**What you have to do:**
Quote the data below in full, minus the images.

------------------------------------------------------------

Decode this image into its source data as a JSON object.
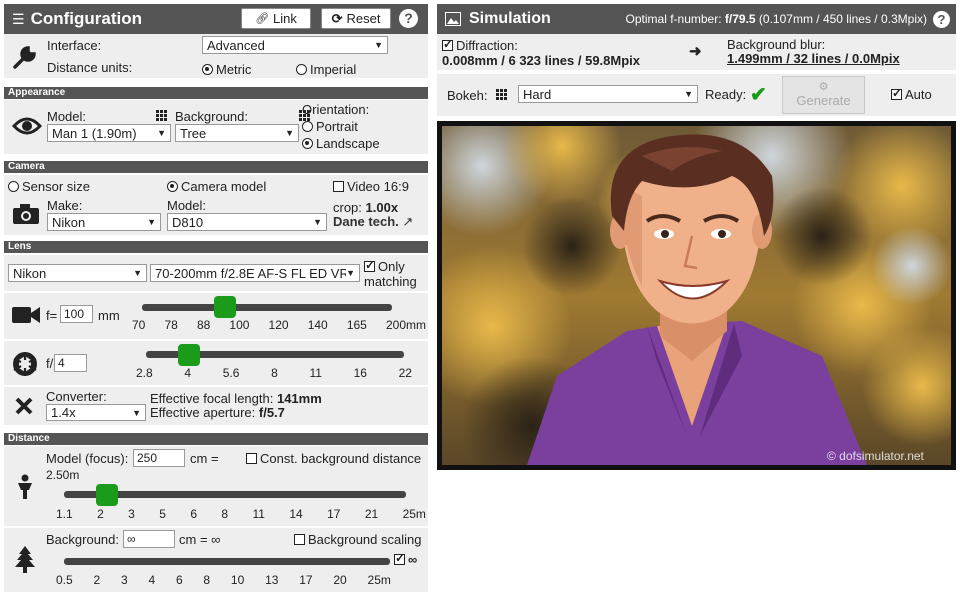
{
  "config": {
    "title": "Configuration",
    "link_label": "Link",
    "reset_label": "Reset",
    "interface_label": "Interface:",
    "interface_value": "Advanced",
    "units_label": "Distance units:",
    "units_metric": "Metric",
    "units_imperial": "Imperial"
  },
  "appearance": {
    "section": "Appearance",
    "model_label": "Model:",
    "model_value": "Man 1 (1.90m)",
    "background_label": "Background:",
    "background_value": "Tree",
    "orientation_label": "Orientation:",
    "portrait": "Portrait",
    "landscape": "Landscape"
  },
  "camera": {
    "section": "Camera",
    "sensor_size": "Sensor size",
    "camera_model": "Camera model",
    "video": "Video 16:9",
    "make_label": "Make:",
    "make_value": "Nikon",
    "model_label": "Model:",
    "model_value": "D810",
    "crop_label": "crop:",
    "crop_value": "1.00x",
    "dane": "Dane tech."
  },
  "lens": {
    "section": "Lens",
    "make_value": "Nikon",
    "lens_value": "70-200mm f/2.8E AF-S FL ED VR",
    "only_matching_1": "Only",
    "only_matching_2": "matching",
    "focal_prefix": "f=",
    "focal_value": "100",
    "focal_unit": "mm",
    "focal_ticks": [
      "70",
      "78",
      "88",
      "100",
      "120",
      "140",
      "165",
      "200mm"
    ],
    "focal_fraction": 0.333,
    "aperture_prefix": "f/",
    "aperture_value": "4",
    "aperture_ticks": [
      "2.8",
      "4",
      "5.6",
      "8",
      "11",
      "16",
      "22"
    ],
    "aperture_fraction": 0.167,
    "converter_label": "Converter:",
    "converter_value": "1.4x",
    "eff_focal_label": "Effective focal length:",
    "eff_focal_value": "141mm",
    "eff_aperture_label": "Effective aperture:",
    "eff_aperture_value": "f/5.7"
  },
  "distance": {
    "section": "Distance",
    "model_label": "Model (focus):",
    "model_value": "250",
    "model_unit": "cm =",
    "model_converted": "2.50m",
    "const_bg": "Const. background distance",
    "model_ticks": [
      "1.1",
      "2",
      "3",
      "5",
      "6",
      "8",
      "11",
      "14",
      "17",
      "21",
      "25m"
    ],
    "model_fraction": 0.127,
    "bg_label": "Background:",
    "bg_value": "∞",
    "bg_unit": "cm = ∞",
    "bg_scaling": "Background scaling",
    "bg_infinity": "∞",
    "bg_ticks": [
      "0.5",
      "2",
      "3",
      "4",
      "6",
      "8",
      "10",
      "13",
      "17",
      "20",
      "25m"
    ]
  },
  "simulation": {
    "title": "Simulation",
    "optimal_label": "Optimal f-number:",
    "optimal_value": "f/79.5",
    "optimal_detail": "(0.107mm / 450 lines / 0.3Mpix)",
    "diffraction_label": "Diffraction:",
    "diffraction_value": "0.008mm / 6 323 lines / 59.8Mpix",
    "blur_label": "Background blur:",
    "blur_value": "1.499mm / 32 lines / 0.0Mpix",
    "bokeh_label": "Bokeh:",
    "bokeh_value": "Hard",
    "ready_label": "Ready:",
    "generate_label": "Generate",
    "auto_label": "Auto",
    "watermark": "© dofsimulator.net"
  },
  "colors": {
    "header": "#555555",
    "knob": "#1a9b1a",
    "panel": "#eeeeee",
    "shirt": "#7b3f9e"
  }
}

------------------------------------------------------------

**Task result:**
Decode this image into its source data as a JSON object.
{
  "config": {
    "title": "Configuration",
    "link_label": "Link",
    "reset_label": "Reset",
    "interface_label": "Interface:",
    "interface_value": "Advanced",
    "units_label": "Distance units:",
    "units_metric": "Metric",
    "units_imperial": "Imperial"
  },
  "appearance": {
    "section": "Appearance",
    "model_label": "Model:",
    "model_value": "Man 1 (1.90m)",
    "background_label": "Background:",
    "background_value": "Tree",
    "orientation_label": "Orientation:",
    "portrait": "Portrait",
    "landscape": "Landscape"
  },
  "camera": {
    "section": "Camera",
    "sensor_size": "Sensor size",
    "camera_model": "Camera model",
    "video": "Video 16:9",
    "make_label": "Make:",
    "make_value": "Nikon",
    "model_label": "Model:",
    "model_value": "D810",
    "crop_label": "crop:",
    "crop_value": "1.00x",
    "dane": "Dane tech."
  },
  "lens": {
    "section": "Lens",
    "make_value": "Nikon",
    "lens_value": "70-200mm f/2.8E AF-S FL ED VR",
    "only_matching_1": "Only",
    "only_matching_2": "matching",
    "focal_prefix": "f=",
    "focal_value": "100",
    "focal_unit": "mm",
    "focal_ticks": [
      "70",
      "78",
      "88",
      "100",
      "120",
      "140",
      "165",
      "200mm"
    ],
    "focal_fraction": 0.333,
    "aperture_prefix": "f/",
    "aperture_value": "4",
    "aperture_ticks": [
      "2.8",
      "4",
      "5.6",
      "8",
      "11",
      "16",
      "22"
    ],
    "aperture_fraction": 0.167,
    "converter_label": "Converter:",
    "converter_value": "1.4x",
    "eff_focal_label": "Effective focal length:",
    "eff_focal_value": "141mm",
    "eff_aperture_label": "Effective aperture:",
    "eff_aperture_value": "f/5.7"
  },
  "distance": {
    "section": "Distance",
    "model_label": "Model (focus):",
    "model_value": "250",
    "model_unit": "cm =",
    "model_converted": "2.50m",
    "const_bg": "Const. background distance",
    "model_ticks": [
      "1.1",
      "2",
      "3",
      "5",
      "6",
      "8",
      "11",
      "14",
      "17",
      "21",
      "25m"
    ],
    "model_fraction": 0.127,
    "bg_label": "Background:",
    "bg_value": "∞",
    "bg_unit": "cm = ∞",
    "bg_scaling": "Background scaling",
    "bg_infinity": "∞",
    "bg_ticks": [
      "0.5",
      "2",
      "3",
      "4",
      "6",
      "8",
      "10",
      "13",
      "17",
      "20",
      "25m"
    ]
  },
  "simulation": {
    "title": "Simulation",
    "optimal_label": "Optimal f-number:",
    "optimal_value": "f/79.5",
    "optimal_detail": "(0.107mm / 450 lines / 0.3Mpix)",
    "diffraction_label": "Diffraction:",
    "diffraction_value": "0.008mm / 6 323 lines / 59.8Mpix",
    "blur_label": "Background blur:",
    "blur_value": "1.499mm / 32 lines / 0.0Mpix",
    "bokeh_label": "Bokeh:",
    "bokeh_value": "Hard",
    "ready_label": "Ready:",
    "generate_label": "Generate",
    "auto_label": "Auto",
    "watermark": "© dofsimulator.net"
  },
  "colors": {
    "header": "#555555",
    "knob": "#1a9b1a",
    "panel": "#eeeeee",
    "shirt": "#7b3f9e"
  }
}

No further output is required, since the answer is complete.